(Bounding box entries)
______

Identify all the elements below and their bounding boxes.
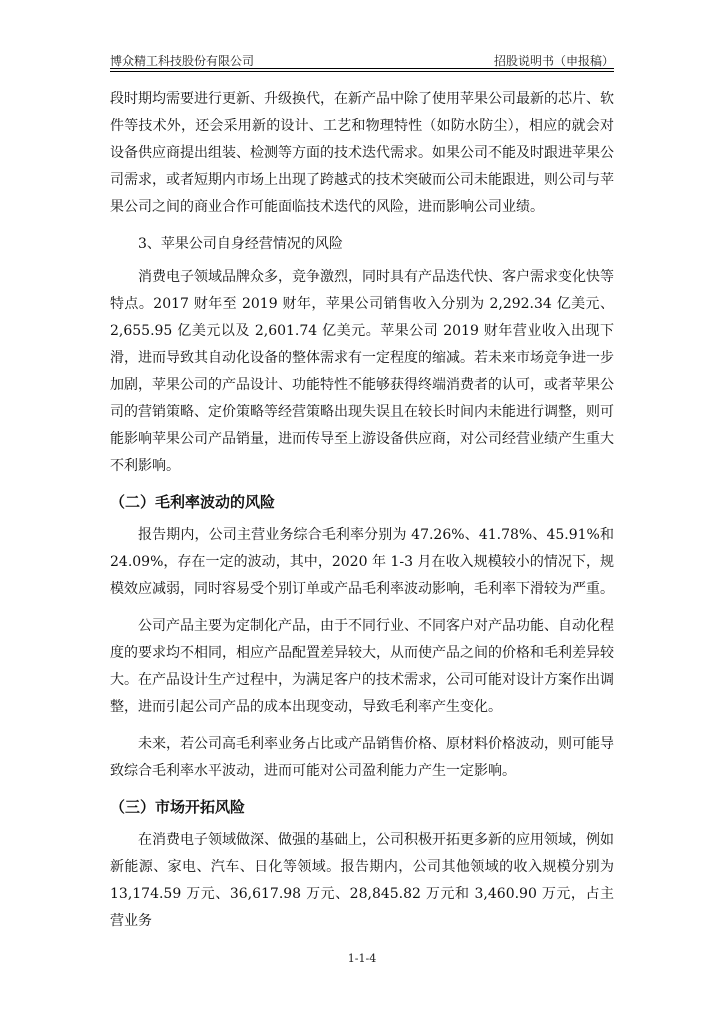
paragraph-custom-products: 公司产品主要为定制化产品，由于不同行业、不同客户对产品功能、自动化程度的要求均不相同，相应产品配置差异较大，从而使产品之间的价格和毛利差异较大。在产品设计生产过程中，为满足客户的技术需求，公司可能对设计方案作出调整，进而引起公司产品的成本出现变动，导致毛利率产生变化。: [110, 618, 614, 715]
document-body: [110, 86, 614, 935]
paragraph-market-expansion: 在消费电子领域做深、做强的基础上，公司积极开拓更多新的应用领域，例如新能源、家电、汽车、日化等领域。报告期内，公司其他领域的收入规模分别为 13,174.59 万元、36,617.98 万元、28,845.82 万元和 3,460.90 万元，占主营业务: [110, 832, 614, 929]
page-header: [110, 48, 614, 70]
paragraph-gross-margin: 报告期内，公司主营业务综合毛利率分别为 47.26%、41.78%、45.91%和24.09%，存在一定的波动，其中，2020 年 1-3 月在收入规模较小的情况下，规模效应减弱，同时容易受个别订单或产品毛利率波动影响，毛利率下滑较为严重。: [110, 527, 614, 597]
spacer: [110, 221, 614, 231]
section-title-market-expansion: （三）市场开拓风险: [110, 798, 246, 816]
paragraph-apple-operations: 消费电子领域品牌众多，竞争激烈，同时具有产品迭代快、客户需求变化快等特点。2017 财年至 2019 财年，苹果公司销售收入分别为 2,292.34 亿美元、2,655.95 亿美元以及 2,601.74 亿美元。苹果公司 2019 财年营业收入出现下滑，进而导致其自动化设备的整体需求有一定程度的缩减。若未来市场竞争进一步加剧，苹果公司的产品设计、功能特性不能够获得终端消费者的认可，或者苹果公司的营销策略、定价策略等经营策略出现失误且在较长时间内未能进行调整，则可能影响苹果公司产品销量，进而传导至上游设备供应商，对公司经营业绩产生重大不利影响。: [110, 269, 614, 474]
spacer: [110, 603, 614, 613]
header-company-name: 博众精工科技股份有限公司: [110, 54, 255, 68]
header-rule-thick: [110, 68, 614, 69]
paragraph-future-margin: 未来，若公司高毛利率业务占比或产品销售价格、原材料价格波动，则可能导致综合毛利率水平波动，进而可能对公司盈利能力产生一定影响。: [110, 736, 614, 779]
header-document-title: 招股说明书（申报稿）: [493, 54, 614, 68]
section-title-gross-margin: （二）毛利率波动的风险: [110, 493, 276, 511]
spacer: [110, 721, 614, 731]
paragraph-continued: 段时期均需要进行更新、升级换代，在新产品中除了使用苹果公司最新的芯片、软件等技术外，还会采用新的设计、工艺和物理特性（如防水防尘），相应的就会对设备供应商提出组装、检测等方面的技术迭代需求。如果公司不能及时跟进苹果公司需求，或者短期内市场上出现了跨越式的技术突破而公司未能跟进，则公司与苹果公司之间的商业合作可能面临技术迭代的风险，进而影响公司业绩。: [110, 91, 614, 215]
header-rule-thin: [110, 71, 614, 72]
subsection-title-apple-risk: 3、苹果公司自身经营情况的风险: [138, 236, 343, 252]
page-number: 1-1-4: [347, 952, 377, 965]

______

**BRIEF:** Arrange every line of the records above as a Markdown table with the columns "No." and "Entry", numbering the rows and leaving out blank lines and pictures.

**EXERCISE RESPONSE:**
| No. | Entry |
|---|---|
| 1 | Identify all the elements below and their bounding boxes. |
| 2 | paragraph-custom-products: 公司产品主要为定制化产品，由于不同行业、不同客户对产品功能、自动化程度的要求均不相同，相应产品配置差异较大，从而使产品之间的价格和毛利差异较大。在产品设计生产过程中，为满足客户的技术需求，公司可能对设计方案作出调整，进而引起公司产品的成本出现变动，导致毛利率产生变化。: [110, 618, 614, 715] |
| 3 | document-body: [110, 86, 614, 935] |
| 4 | paragraph-market-expansion: 在消费电子领域做深、做强的基础上，公司积极开拓更多新的应用领域，例如新能源、家电、汽车、日化等领域。报告期内，公司其他领域的收入规模分别为 13,174.59 万元、36,617.98 万元、28,845.82 万元和 3,460.90 万元，占主营业务: [110, 832, 614, 929] |
| 5 | page-header: [110, 48, 614, 70] |
| 6 | paragraph-gross-margin: 报告期内，公司主营业务综合毛利率分别为 47.26%、41.78%、45.91%和24.09%，存在一定的波动，其中，2020 年 1-3 月在收入规模较小的情况下，规模效应减弱，同时容易受个别订单或产品毛利率波动影响，毛利率下滑较为严重。: [110, 527, 614, 597] |
| 7 | spacer: [110, 221, 614, 231] |
| 8 | section-title-market-expansion: （三）市场开拓风险: [110, 798, 246, 816] |
| 9 | paragraph-apple-operations: 消费电子领域品牌众多，竞争激烈，同时具有产品迭代快、客户需求变化快等特点。2017 财年至 2019 财年，苹果公司销售收入分别为 2,292.34 亿美元、2,655.95 亿美元以及 2,601.74 亿美元。苹果公司 2019 财年营业收入出现下滑，进而导致其自动化设备的整体需求有一定程度的缩减。若未来市场竞争进一步加剧，苹果公司的产品设计、功能特性不能够获得终端消费者的认可，或者苹果公司的营销策略、定价策略等经营策略出现失误且在较长时间内未能进行调整，则可能影响苹果公司产品销量，进而传导至上游设备供应商，对公司经营业绩产生重大不利影响。: [110, 269, 614, 474] |
| 10 | spacer: [110, 603, 614, 613] |
| 11 | header-company-name: 博众精工科技股份有限公司: [110, 54, 255, 68] |
| 12 | header-rule-thick: [110, 68, 614, 69] |
| 13 | paragraph-future-margin: 未来，若公司高毛利率业务占比或产品销售价格、原材料价格波动，则可能导致综合毛利率水平波动，进而可能对公司盈利能力产生一定影响。: [110, 736, 614, 779] |
| 14 | header-document-title: 招股说明书（申报稿）: [493, 54, 614, 68] |
| 15 | section-title-gross-margin: （二）毛利率波动的风险: [110, 493, 276, 511] |
| 16 | spacer: [110, 721, 614, 731] |
| 17 | paragraph-continued: 段时期均需要进行更新、升级换代，在新产品中除了使用苹果公司最新的芯片、软件等技术外，还会采用新的设计、工艺和物理特性（如防水防尘），相应的就会对设备供应商提出组装、检测等方面的技术迭代需求。如果公司不能及时跟进苹果公司需求，或者短期内市场上出现了跨越式的技术突破而公司未能跟进，则公司与苹果公司之间的商业合作可能面临技术迭代的风险，进而影响公司业绩。: [110, 91, 614, 215] |
| 18 | header-rule-thin: [110, 71, 614, 72] |
| 19 | subsection-title-apple-risk: 3、苹果公司自身经营情况的风险: [138, 236, 343, 252] |
| 20 | page-number: 1-1-4: [347, 952, 377, 965] |